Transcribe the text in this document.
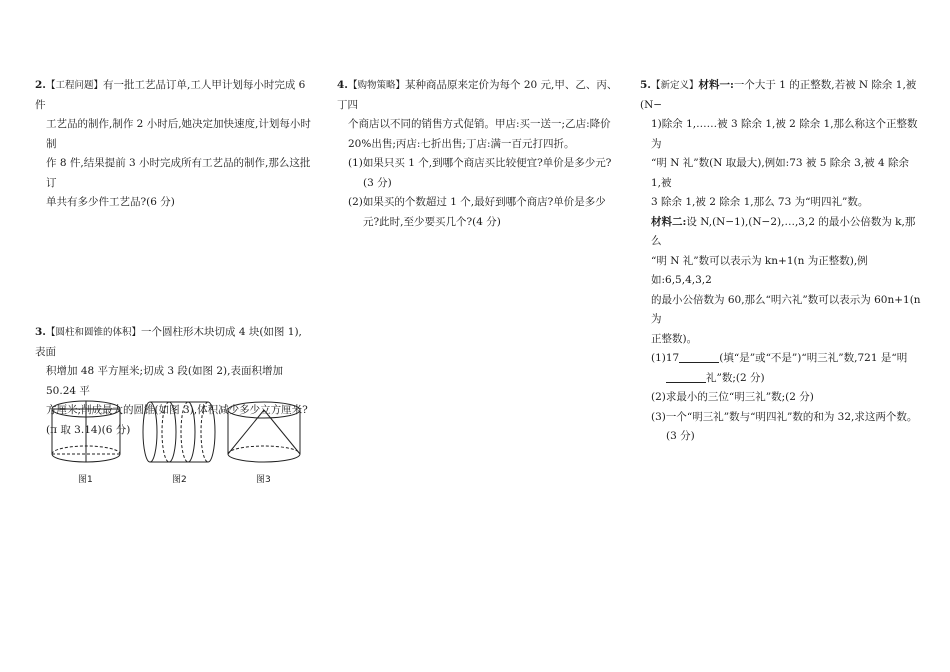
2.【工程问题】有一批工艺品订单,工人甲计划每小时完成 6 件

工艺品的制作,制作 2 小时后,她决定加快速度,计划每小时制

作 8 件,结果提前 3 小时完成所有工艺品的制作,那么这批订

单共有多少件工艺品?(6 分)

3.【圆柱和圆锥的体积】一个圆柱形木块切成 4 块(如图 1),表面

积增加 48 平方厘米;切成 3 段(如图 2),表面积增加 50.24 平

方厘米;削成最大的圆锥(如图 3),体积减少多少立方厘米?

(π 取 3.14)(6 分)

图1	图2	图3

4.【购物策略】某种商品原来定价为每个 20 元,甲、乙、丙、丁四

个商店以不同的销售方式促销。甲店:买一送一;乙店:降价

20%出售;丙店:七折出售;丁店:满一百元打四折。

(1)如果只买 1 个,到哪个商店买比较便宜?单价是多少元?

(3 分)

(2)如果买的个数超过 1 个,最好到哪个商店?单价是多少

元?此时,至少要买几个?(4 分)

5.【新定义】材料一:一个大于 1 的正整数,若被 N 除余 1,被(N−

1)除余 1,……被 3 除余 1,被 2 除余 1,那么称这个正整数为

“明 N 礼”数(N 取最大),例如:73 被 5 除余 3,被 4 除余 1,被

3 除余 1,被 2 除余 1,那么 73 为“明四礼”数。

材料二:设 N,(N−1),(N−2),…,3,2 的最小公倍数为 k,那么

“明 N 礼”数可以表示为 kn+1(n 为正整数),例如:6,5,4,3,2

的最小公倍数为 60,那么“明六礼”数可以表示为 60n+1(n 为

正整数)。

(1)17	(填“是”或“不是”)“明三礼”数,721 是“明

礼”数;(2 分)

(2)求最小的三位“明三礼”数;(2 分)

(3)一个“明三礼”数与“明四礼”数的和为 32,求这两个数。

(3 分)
--
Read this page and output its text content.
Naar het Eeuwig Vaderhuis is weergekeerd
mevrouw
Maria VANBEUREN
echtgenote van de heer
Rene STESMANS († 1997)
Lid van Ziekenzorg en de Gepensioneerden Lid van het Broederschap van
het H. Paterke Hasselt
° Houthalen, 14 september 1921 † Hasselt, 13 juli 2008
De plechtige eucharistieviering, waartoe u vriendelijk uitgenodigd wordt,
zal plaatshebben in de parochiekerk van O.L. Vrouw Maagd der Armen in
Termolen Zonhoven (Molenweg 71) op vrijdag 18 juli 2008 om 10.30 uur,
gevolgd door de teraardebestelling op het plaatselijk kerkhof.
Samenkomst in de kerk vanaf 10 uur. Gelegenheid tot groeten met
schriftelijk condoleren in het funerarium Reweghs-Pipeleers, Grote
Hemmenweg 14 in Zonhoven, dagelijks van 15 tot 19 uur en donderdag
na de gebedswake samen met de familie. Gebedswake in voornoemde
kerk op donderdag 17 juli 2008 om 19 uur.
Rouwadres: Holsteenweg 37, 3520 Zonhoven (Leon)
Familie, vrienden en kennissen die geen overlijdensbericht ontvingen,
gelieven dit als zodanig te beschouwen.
---
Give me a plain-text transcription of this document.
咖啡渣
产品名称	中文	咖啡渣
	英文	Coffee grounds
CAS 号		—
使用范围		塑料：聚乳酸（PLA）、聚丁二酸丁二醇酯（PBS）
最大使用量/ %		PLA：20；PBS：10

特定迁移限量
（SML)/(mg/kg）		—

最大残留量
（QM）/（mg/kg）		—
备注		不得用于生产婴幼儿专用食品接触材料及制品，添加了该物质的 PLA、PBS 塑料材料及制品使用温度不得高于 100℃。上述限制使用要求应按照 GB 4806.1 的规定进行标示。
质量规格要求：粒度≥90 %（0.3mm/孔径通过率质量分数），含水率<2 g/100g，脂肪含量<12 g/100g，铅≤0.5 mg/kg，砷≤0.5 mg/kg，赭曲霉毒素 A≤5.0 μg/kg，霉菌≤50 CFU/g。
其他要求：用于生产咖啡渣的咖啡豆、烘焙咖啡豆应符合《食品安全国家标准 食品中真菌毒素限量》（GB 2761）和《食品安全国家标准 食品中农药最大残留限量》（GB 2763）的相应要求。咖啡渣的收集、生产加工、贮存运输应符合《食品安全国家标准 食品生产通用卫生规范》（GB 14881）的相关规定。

Given task:
Tally the lines containing "text". Provide the number without any other words.

Solution to the problem:
3